**WHAT YOU NEED TO DO**. Where a line holds the word "function", copy that line.

**DATA**.
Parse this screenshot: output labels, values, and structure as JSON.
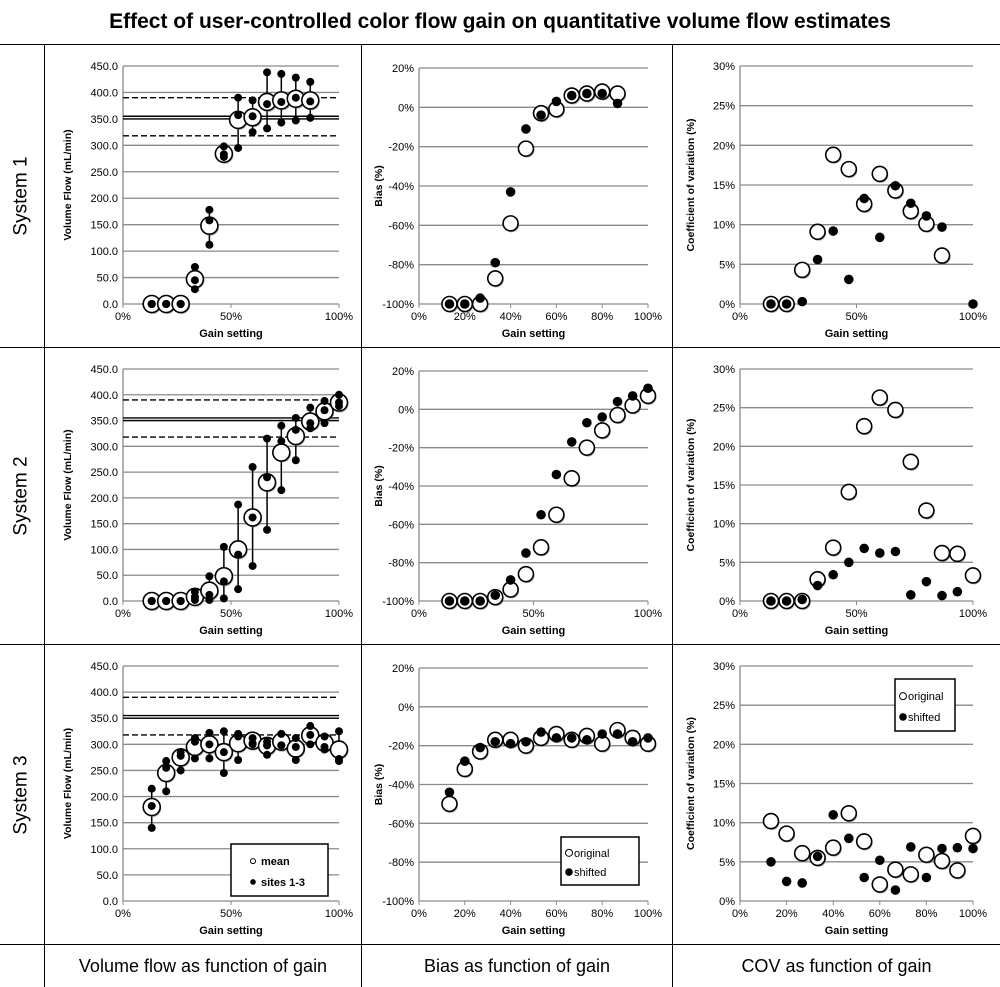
{
  "title": "Effect of user-controlled color flow gain on quantitative volume flow estimates",
  "rows": [
    "System 1",
    "System 2",
    "System 3"
  ],
  "footers": [
    "Volume flow as function of gain",
    "Bias as function of gain",
    "COV as function of gain"
  ],
  "chart_data": [
    {
      "type": "scatter",
      "system": "System 1",
      "ylabel": "Volume Flow (mL/min)",
      "xlabel": "Gain setting",
      "ylim": [
        0,
        450
      ],
      "xlim": [
        0,
        100
      ],
      "yticks": [
        "0.0",
        "50.0",
        "100.0",
        "150.0",
        "200.0",
        "250.0",
        "300.0",
        "350.0",
        "400.0",
        "450.0"
      ],
      "xticks": [
        "0%",
        "50%",
        "100%"
      ],
      "ref_lines": [
        {
          "value": 390,
          "style": "dashed"
        },
        {
          "value": 355,
          "style": "solid"
        },
        {
          "value": 350,
          "style": "solid"
        },
        {
          "value": 318,
          "style": "dashed"
        }
      ],
      "x": [
        13.3,
        20,
        26.7,
        33.3,
        40,
        46.7,
        53.3,
        60,
        66.7,
        73.3,
        80,
        86.7
      ],
      "mean": [
        0,
        0,
        0,
        47,
        148,
        284,
        348,
        353,
        382,
        385,
        388,
        385
      ],
      "sites": [
        [
          0,
          0,
          0
        ],
        [
          0,
          0,
          0
        ],
        [
          0,
          0,
          0
        ],
        [
          70,
          45,
          28
        ],
        [
          178,
          158,
          112
        ],
        [
          298,
          283,
          278
        ],
        [
          390,
          357,
          295
        ],
        [
          385,
          355,
          325
        ],
        [
          438,
          378,
          332
        ],
        [
          435,
          382,
          343
        ],
        [
          428,
          390,
          347
        ],
        [
          420,
          383,
          352
        ]
      ]
    },
    {
      "type": "scatter",
      "system": "System 1",
      "ylabel": "Bias (%)",
      "xlabel": "Gain setting",
      "ylim": [
        -100,
        20
      ],
      "xlim": [
        0,
        100
      ],
      "yticks": [
        "-100%",
        "-80%",
        "-60%",
        "-40%",
        "-20%",
        "0%",
        "20%"
      ],
      "xticks": [
        "0%",
        "20%",
        "40%",
        "60%",
        "80%",
        "100%"
      ],
      "x": [
        13.3,
        20,
        26.7,
        33.3,
        40,
        46.7,
        53.3,
        60,
        66.7,
        73.3,
        80,
        86.7
      ],
      "series": [
        {
          "name": "original",
          "values": [
            -100,
            -100,
            -100,
            -87,
            -59,
            -21,
            -3,
            -1,
            6,
            7,
            8,
            7
          ]
        },
        {
          "name": "shifted",
          "values": [
            -100,
            -100,
            -97,
            -79,
            -43,
            -11,
            -4,
            3,
            6,
            7,
            7,
            2
          ]
        }
      ]
    },
    {
      "type": "scatter",
      "system": "System 1",
      "ylabel": "Coefficient of variation (%)",
      "xlabel": "Gain setting",
      "ylim": [
        0,
        30
      ],
      "xlim": [
        0,
        100
      ],
      "yticks": [
        "0%",
        "5%",
        "10%",
        "15%",
        "20%",
        "25%",
        "30%"
      ],
      "xticks": [
        "0%",
        "50%",
        "100%"
      ],
      "x": [
        13.3,
        20,
        26.7,
        33.3,
        40,
        46.7,
        53.3,
        60,
        66.7,
        73.3,
        80,
        86.7,
        100
      ],
      "series": [
        {
          "name": "original",
          "values": [
            0,
            0,
            4.3,
            9.1,
            18.8,
            17.0,
            12.6,
            16.4,
            14.3,
            11.7,
            10.1,
            6.1,
            null
          ]
        },
        {
          "name": "shifted",
          "values": [
            0,
            0,
            0.3,
            5.6,
            9.2,
            3.1,
            13.3,
            8.4,
            14.9,
            12.7,
            11.1,
            9.7,
            0
          ]
        }
      ]
    },
    {
      "type": "scatter",
      "system": "System 2",
      "ylabel": "Volume Flow (mL/min)",
      "xlabel": "Gain setting",
      "ylim": [
        0,
        450
      ],
      "xlim": [
        0,
        100
      ],
      "yticks": [
        "0.0",
        "50.0",
        "100.0",
        "150.0",
        "200.0",
        "250.0",
        "300.0",
        "350.0",
        "400.0",
        "450.0"
      ],
      "xticks": [
        "0%",
        "50%",
        "100%"
      ],
      "ref_lines": [
        {
          "value": 390,
          "style": "dashed"
        },
        {
          "value": 355,
          "style": "solid"
        },
        {
          "value": 350,
          "style": "solid"
        },
        {
          "value": 318,
          "style": "dashed"
        }
      ],
      "x": [
        13.3,
        20,
        26.7,
        33.3,
        40,
        46.7,
        53.3,
        60,
        66.7,
        73.3,
        80,
        86.7,
        93.3,
        100
      ],
      "mean": [
        0,
        0,
        0,
        8,
        20,
        48,
        100,
        162,
        230,
        288,
        320,
        348,
        368,
        385
      ],
      "sites": [
        [
          0,
          0,
          0
        ],
        [
          0,
          0,
          0
        ],
        [
          0,
          0,
          0
        ],
        [
          18,
          8,
          2
        ],
        [
          48,
          12,
          2
        ],
        [
          105,
          38,
          5
        ],
        [
          187,
          90,
          23
        ],
        [
          260,
          162,
          68
        ],
        [
          315,
          240,
          138
        ],
        [
          340,
          310,
          215
        ],
        [
          355,
          332,
          273
        ],
        [
          375,
          345,
          335
        ],
        [
          388,
          370,
          345
        ],
        [
          400,
          385,
          378
        ]
      ]
    },
    {
      "type": "scatter",
      "system": "System 2",
      "ylabel": "Bias (%)",
      "xlabel": "Gain setting",
      "ylim": [
        -100,
        20
      ],
      "xlim": [
        0,
        100
      ],
      "yticks": [
        "-100%",
        "-80%",
        "-60%",
        "-40%",
        "-20%",
        "0%",
        "20%"
      ],
      "xticks": [
        "0%",
        "50%",
        "100%"
      ],
      "x": [
        13.3,
        20,
        26.7,
        33.3,
        40,
        46.7,
        53.3,
        60,
        66.7,
        73.3,
        80,
        86.7,
        93.3,
        100
      ],
      "series": [
        {
          "name": "original",
          "values": [
            -100,
            -100,
            -100,
            -98,
            -94,
            -86,
            -72,
            -55,
            -36,
            -20,
            -11,
            -3,
            2,
            7
          ]
        },
        {
          "name": "shifted",
          "values": [
            -100,
            -100,
            -100,
            -97,
            -89,
            -75,
            -55,
            -34,
            -17,
            -7,
            -4,
            4,
            7,
            11
          ]
        }
      ]
    },
    {
      "type": "scatter",
      "system": "System 2",
      "ylabel": "Coefficient of variation (%)",
      "xlabel": "Gain setting",
      "ylim": [
        0,
        30
      ],
      "xlim": [
        0,
        100
      ],
      "yticks": [
        "0%",
        "5%",
        "10%",
        "15%",
        "20%",
        "25%",
        "30%"
      ],
      "xticks": [
        "0%",
        "50%",
        "100%"
      ],
      "x": [
        13.3,
        20,
        26.7,
        33.3,
        40,
        46.7,
        53.3,
        60,
        66.7,
        73.3,
        80,
        86.7,
        93.3,
        100
      ],
      "series": [
        {
          "name": "original",
          "values": [
            0,
            0,
            0,
            2.8,
            6.9,
            14.1,
            22.6,
            26.3,
            24.7,
            18.0,
            11.7,
            6.2,
            6.1,
            3.3
          ]
        },
        {
          "name": "shifted",
          "values": [
            0,
            0,
            0.2,
            2.0,
            3.4,
            5.0,
            6.8,
            6.2,
            6.4,
            0.8,
            2.5,
            0.7,
            1.2,
            null
          ]
        }
      ]
    },
    {
      "type": "scatter",
      "system": "System 3",
      "ylabel": "Volume Flow (mL/min)",
      "xlabel": "Gain setting",
      "ylim": [
        0,
        450
      ],
      "xlim": [
        0,
        100
      ],
      "yticks": [
        "0.0",
        "50.0",
        "100.0",
        "150.0",
        "200.0",
        "250.0",
        "300.0",
        "350.0",
        "400.0",
        "450.0"
      ],
      "xticks": [
        "0%",
        "50%",
        "100%"
      ],
      "ref_lines": [
        {
          "value": 390,
          "style": "dashed"
        },
        {
          "value": 355,
          "style": "solid"
        },
        {
          "value": 350,
          "style": "solid"
        },
        {
          "value": 318,
          "style": "dashed"
        }
      ],
      "x": [
        13.3,
        20,
        26.7,
        33.3,
        40,
        46.7,
        53.3,
        60,
        66.7,
        73.3,
        80,
        86.7,
        93.3,
        100
      ],
      "mean": [
        180,
        245,
        275,
        295,
        300,
        285,
        302,
        307,
        297,
        305,
        292,
        317,
        303,
        290
      ],
      "sites": [
        [
          215,
          182,
          140
        ],
        [
          268,
          255,
          210
        ],
        [
          285,
          278,
          250
        ],
        [
          312,
          305,
          273
        ],
        [
          322,
          300,
          273
        ],
        [
          325,
          285,
          245
        ],
        [
          320,
          315,
          270
        ],
        [
          312,
          302,
          300
        ],
        [
          305,
          298,
          280
        ],
        [
          320,
          298,
          298
        ],
        [
          312,
          295,
          270
        ],
        [
          335,
          318,
          300
        ],
        [
          315,
          295,
          290
        ],
        [
          325,
          272,
          268
        ]
      ],
      "legend": [
        "mean",
        "sites 1-3"
      ]
    },
    {
      "type": "scatter",
      "system": "System 3",
      "ylabel": "Bias (%)",
      "xlabel": "Gain setting",
      "ylim": [
        -100,
        20
      ],
      "xlim": [
        0,
        100
      ],
      "yticks": [
        "-100%",
        "-80%",
        "-60%",
        "-40%",
        "-20%",
        "0%",
        "20%"
      ],
      "xticks": [
        "0%",
        "20%",
        "40%",
        "60%",
        "80%",
        "100%"
      ],
      "x": [
        13.3,
        20,
        26.7,
        33.3,
        40,
        46.7,
        53.3,
        60,
        66.7,
        73.3,
        80,
        86.7,
        93.3,
        100
      ],
      "series": [
        {
          "name": "original",
          "values": [
            -50,
            -32,
            -23,
            -17,
            -17,
            -20,
            -16,
            -14,
            -17,
            -15,
            -19,
            -12,
            -16,
            -19
          ]
        },
        {
          "name": "shifted",
          "values": [
            -44,
            -28,
            -21,
            -18,
            -19,
            -18,
            -13,
            -16,
            -16,
            -17,
            -14,
            -14,
            -18,
            -16
          ]
        }
      ],
      "legend": [
        "original",
        "shifted"
      ]
    },
    {
      "type": "scatter",
      "system": "System 3",
      "ylabel": "Coefficient of variation (%)",
      "xlabel": "Gain setting",
      "ylim": [
        0,
        30
      ],
      "xlim": [
        0,
        100
      ],
      "yticks": [
        "0%",
        "5%",
        "10%",
        "15%",
        "20%",
        "25%",
        "30%"
      ],
      "xticks": [
        "0%",
        "20%",
        "40%",
        "60%",
        "80%",
        "100%"
      ],
      "x": [
        13.3,
        20,
        26.7,
        33.3,
        40,
        46.7,
        53.3,
        60,
        66.7,
        73.3,
        80,
        86.7,
        93.3,
        100
      ],
      "series": [
        {
          "name": "original",
          "values": [
            10.2,
            8.6,
            6.1,
            5.5,
            6.8,
            11.2,
            7.6,
            2.1,
            4.0,
            3.4,
            5.9,
            5.1,
            3.9,
            8.3
          ]
        },
        {
          "name": "shifted",
          "values": [
            5.0,
            2.5,
            2.3,
            5.7,
            11.0,
            8.0,
            3.0,
            5.2,
            1.4,
            6.9,
            3.0,
            6.7,
            6.8,
            6.7
          ]
        }
      ],
      "legend": [
        "original",
        "shifted"
      ]
    }
  ]
}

**COMPLETE ANSWER**.
    "Volume flow as function of gain",
    "Bias as function of gain",
    "COV as function of gain"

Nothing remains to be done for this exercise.